*Record excerpts*.
Begin

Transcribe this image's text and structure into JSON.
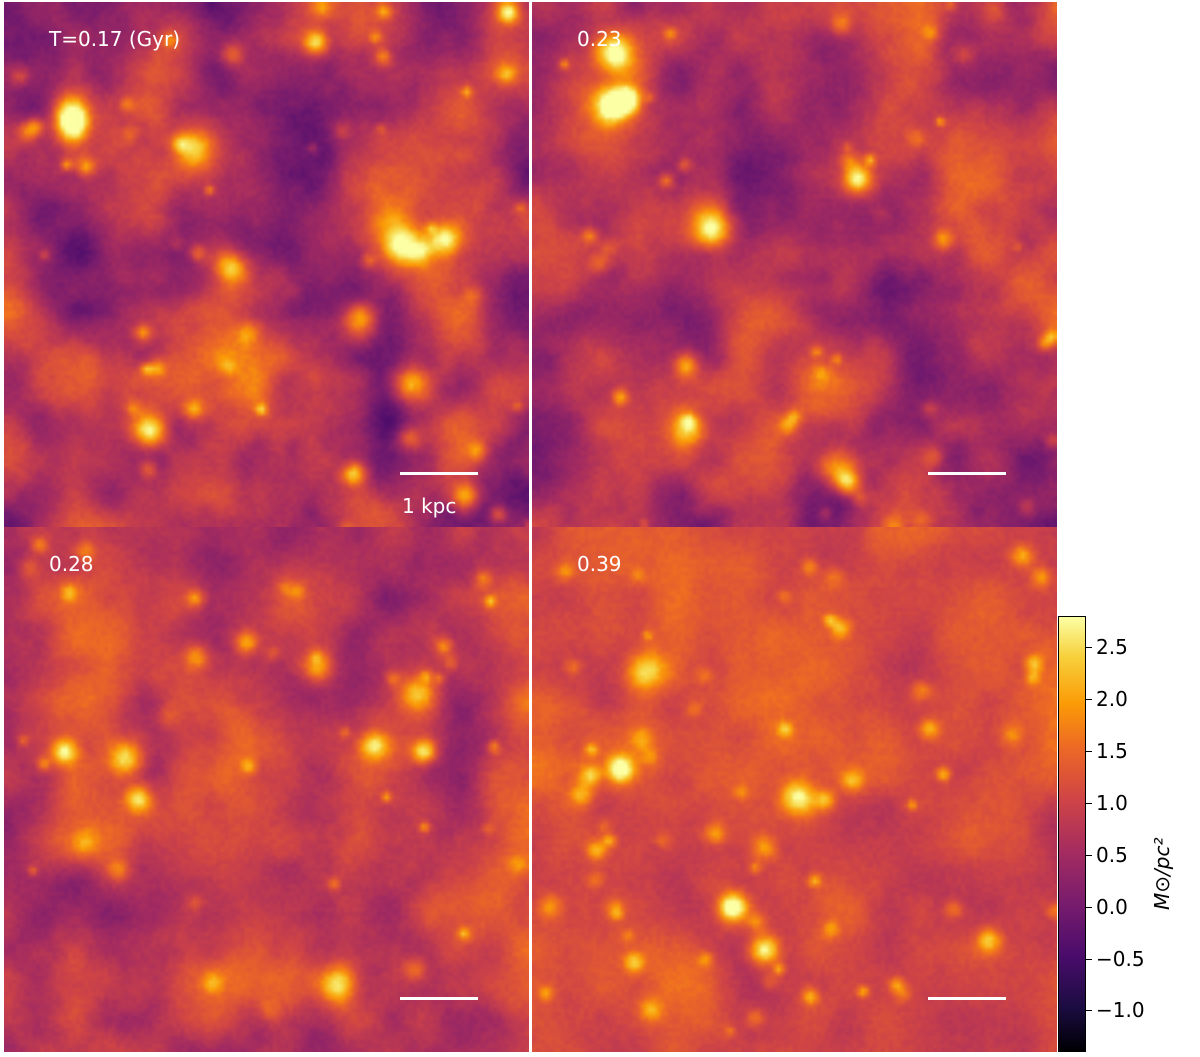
{
  "panels": [
    {
      "label": "T=0.17 (Gyr)",
      "scalebar_label": "1 kpc"
    },
    {
      "label": "0.23"
    },
    {
      "label": "0.28"
    },
    {
      "label": "0.39"
    }
  ],
  "colorbar": {
    "title": "M⊙/pc²",
    "ticks": [
      "2.5",
      "2.0",
      "1.5",
      "1.0",
      "0.5",
      "0.0",
      "−0.5",
      "−1.0"
    ],
    "range": [
      -1.4,
      2.8
    ],
    "colormap": "inferno"
  }
}
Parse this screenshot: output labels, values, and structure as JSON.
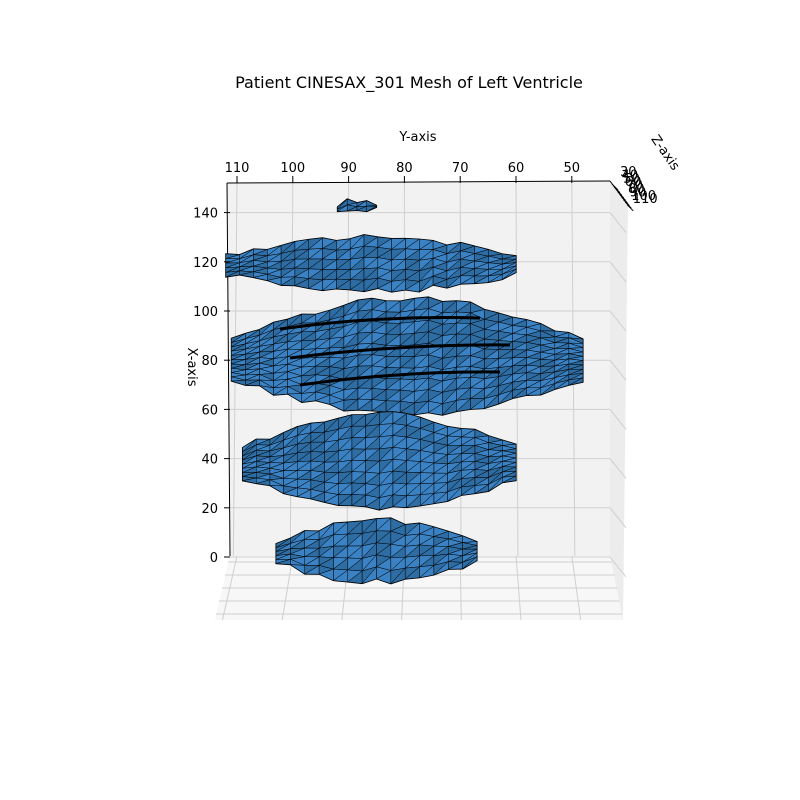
{
  "chart_data": {
    "type": "surface3d",
    "title": "Patient CINESAX_301 Mesh of Left Ventricle",
    "xlabel": "X-axis",
    "ylabel": "Y-axis",
    "zlabel": "Z-axis",
    "x_ticks": [
      0,
      20,
      40,
      60,
      80,
      100,
      120,
      140
    ],
    "y_ticks": [
      110,
      100,
      90,
      80,
      70,
      60,
      50
    ],
    "z_ticks": [
      30,
      50,
      70,
      90,
      110
    ],
    "z_tick_labels_drawn": [
      "30",
      "40",
      "50",
      "60",
      "70",
      "80",
      "90",
      "100",
      "110"
    ],
    "xlim": [
      0,
      145
    ],
    "ylim": [
      44,
      112
    ],
    "grid": true,
    "colors": {
      "face": "#2e6da4",
      "face_light": "#3b82c4",
      "edge": "#000000",
      "pane": "#f2f2f2",
      "grid": "#cfcfcf"
    },
    "mesh_slabs": [
      {
        "x_range": [
          140,
          145
        ],
        "y_range": [
          85,
          92
        ]
      },
      {
        "x_range": [
          108,
          130
        ],
        "y_range": [
          60,
          112
        ]
      },
      {
        "x_range": [
          58,
          105
        ],
        "y_range": [
          48,
          111
        ]
      },
      {
        "x_range": [
          20,
          58
        ],
        "y_range": [
          60,
          109
        ]
      },
      {
        "x_range": [
          -10,
          15
        ],
        "y_range": [
          67,
          103
        ]
      }
    ]
  }
}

End

*What you need to do*. Set down all the data again exactly as above, pictures excluded.

*Response to the task*.
Transcribe this image's text and structure into JSON.
{
  "panels": [
    {
      "label": "T=0.17 (Gyr)",
      "scalebar_label": "1 kpc"
    },
    {
      "label": "0.23"
    },
    {
      "label": "0.28"
    },
    {
      "label": "0.39"
    }
  ],
  "colorbar": {
    "title": "M⊙/pc²",
    "ticks": [
      "2.5",
      "2.0",
      "1.5",
      "1.0",
      "0.5",
      "0.0",
      "−0.5",
      "−1.0"
    ],
    "range": [
      -1.4,
      2.8
    ],
    "colormap": "inferno"
  }
}
Parse this screenshot: output labels, values, and structure as JSON.
{
  "chart_data": {
    "type": "surface3d",
    "title": "Patient CINESAX_301 Mesh of Left Ventricle",
    "xlabel": "X-axis",
    "ylabel": "Y-axis",
    "zlabel": "Z-axis",
    "x_ticks": [
      0,
      20,
      40,
      60,
      80,
      100,
      120,
      140
    ],
    "y_ticks": [
      110,
      100,
      90,
      80,
      70,
      60,
      50
    ],
    "z_ticks": [
      30,
      50,
      70,
      90,
      110
    ],
    "z_tick_labels_drawn": [
      "30",
      "40",
      "50",
      "60",
      "70",
      "80",
      "90",
      "100",
      "110"
    ],
    "xlim": [
      0,
      145
    ],
    "ylim": [
      44,
      112
    ],
    "grid": true,
    "colors": {
      "face": "#2e6da4",
      "face_light": "#3b82c4",
      "edge": "#000000",
      "pane": "#f2f2f2",
      "grid": "#cfcfcf"
    },
    "mesh_slabs": [
      {
        "x_range": [
          140,
          145
        ],
        "y_range": [
          85,
          92
        ]
      },
      {
        "x_range": [
          108,
          130
        ],
        "y_range": [
          60,
          112
        ]
      },
      {
        "x_range": [
          58,
          105
        ],
        "y_range": [
          48,
          111
        ]
      },
      {
        "x_range": [
          20,
          58
        ],
        "y_range": [
          60,
          109
        ]
      },
      {
        "x_range": [
          -10,
          15
        ],
        "y_range": [
          67,
          103
        ]
      }
    ]
  }
}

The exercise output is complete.